◆ Objective ◆
In the entries below, find every line holding the string "name" and collect it.

START Items

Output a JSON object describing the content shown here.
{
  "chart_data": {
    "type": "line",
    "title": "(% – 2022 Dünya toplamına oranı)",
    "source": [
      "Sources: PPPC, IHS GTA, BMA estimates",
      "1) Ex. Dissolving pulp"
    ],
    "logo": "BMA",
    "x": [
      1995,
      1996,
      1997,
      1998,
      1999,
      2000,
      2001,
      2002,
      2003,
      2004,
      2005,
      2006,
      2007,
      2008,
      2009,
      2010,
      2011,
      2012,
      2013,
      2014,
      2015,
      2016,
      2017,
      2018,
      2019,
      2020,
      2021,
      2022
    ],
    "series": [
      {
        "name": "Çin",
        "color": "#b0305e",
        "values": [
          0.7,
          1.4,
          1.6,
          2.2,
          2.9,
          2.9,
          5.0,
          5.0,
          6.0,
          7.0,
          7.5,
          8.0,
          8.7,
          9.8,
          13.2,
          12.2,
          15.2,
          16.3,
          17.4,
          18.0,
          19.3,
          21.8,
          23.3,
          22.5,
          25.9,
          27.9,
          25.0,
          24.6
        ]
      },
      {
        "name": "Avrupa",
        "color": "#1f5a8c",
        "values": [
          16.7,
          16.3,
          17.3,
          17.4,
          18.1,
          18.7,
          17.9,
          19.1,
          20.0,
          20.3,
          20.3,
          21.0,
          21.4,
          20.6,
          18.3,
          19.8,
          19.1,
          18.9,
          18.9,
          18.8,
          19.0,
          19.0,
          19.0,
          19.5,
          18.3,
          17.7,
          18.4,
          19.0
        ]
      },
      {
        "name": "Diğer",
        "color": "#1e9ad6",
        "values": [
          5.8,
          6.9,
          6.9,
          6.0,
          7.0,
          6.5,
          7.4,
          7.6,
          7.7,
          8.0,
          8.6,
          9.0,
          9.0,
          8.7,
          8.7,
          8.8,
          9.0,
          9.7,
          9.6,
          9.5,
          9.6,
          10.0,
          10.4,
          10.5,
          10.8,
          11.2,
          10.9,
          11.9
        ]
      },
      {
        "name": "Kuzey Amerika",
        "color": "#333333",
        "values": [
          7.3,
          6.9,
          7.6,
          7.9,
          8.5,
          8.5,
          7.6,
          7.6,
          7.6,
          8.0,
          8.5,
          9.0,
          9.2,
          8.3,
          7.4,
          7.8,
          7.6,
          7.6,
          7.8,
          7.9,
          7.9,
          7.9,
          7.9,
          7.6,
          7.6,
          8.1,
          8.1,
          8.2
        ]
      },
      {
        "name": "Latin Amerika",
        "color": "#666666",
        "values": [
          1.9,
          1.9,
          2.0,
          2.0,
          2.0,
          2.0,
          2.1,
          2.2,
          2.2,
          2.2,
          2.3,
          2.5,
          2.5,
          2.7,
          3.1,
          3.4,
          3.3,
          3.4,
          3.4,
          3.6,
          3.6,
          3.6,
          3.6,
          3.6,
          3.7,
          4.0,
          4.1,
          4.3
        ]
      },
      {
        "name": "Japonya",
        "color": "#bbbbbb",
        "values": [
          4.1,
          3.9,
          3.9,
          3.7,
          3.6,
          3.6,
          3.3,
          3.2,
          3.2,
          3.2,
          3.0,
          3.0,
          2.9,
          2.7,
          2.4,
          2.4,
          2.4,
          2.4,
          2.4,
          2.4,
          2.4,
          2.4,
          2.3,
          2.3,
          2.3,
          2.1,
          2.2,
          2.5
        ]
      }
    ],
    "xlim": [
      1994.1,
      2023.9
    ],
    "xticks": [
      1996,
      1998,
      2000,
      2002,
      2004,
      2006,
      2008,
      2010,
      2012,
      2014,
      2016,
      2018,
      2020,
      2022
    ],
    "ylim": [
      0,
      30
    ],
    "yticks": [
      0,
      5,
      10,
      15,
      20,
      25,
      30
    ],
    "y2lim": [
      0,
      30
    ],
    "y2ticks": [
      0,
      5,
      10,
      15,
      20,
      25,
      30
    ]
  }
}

END Items

◆ Solution for this problem ◆
        "name": "Çin",
        "name": "Avrupa",
        "name": "Diğer",
        "name": "Kuzey Amerika",
        "name": "Latin Amerika",
        "name": "Japonya",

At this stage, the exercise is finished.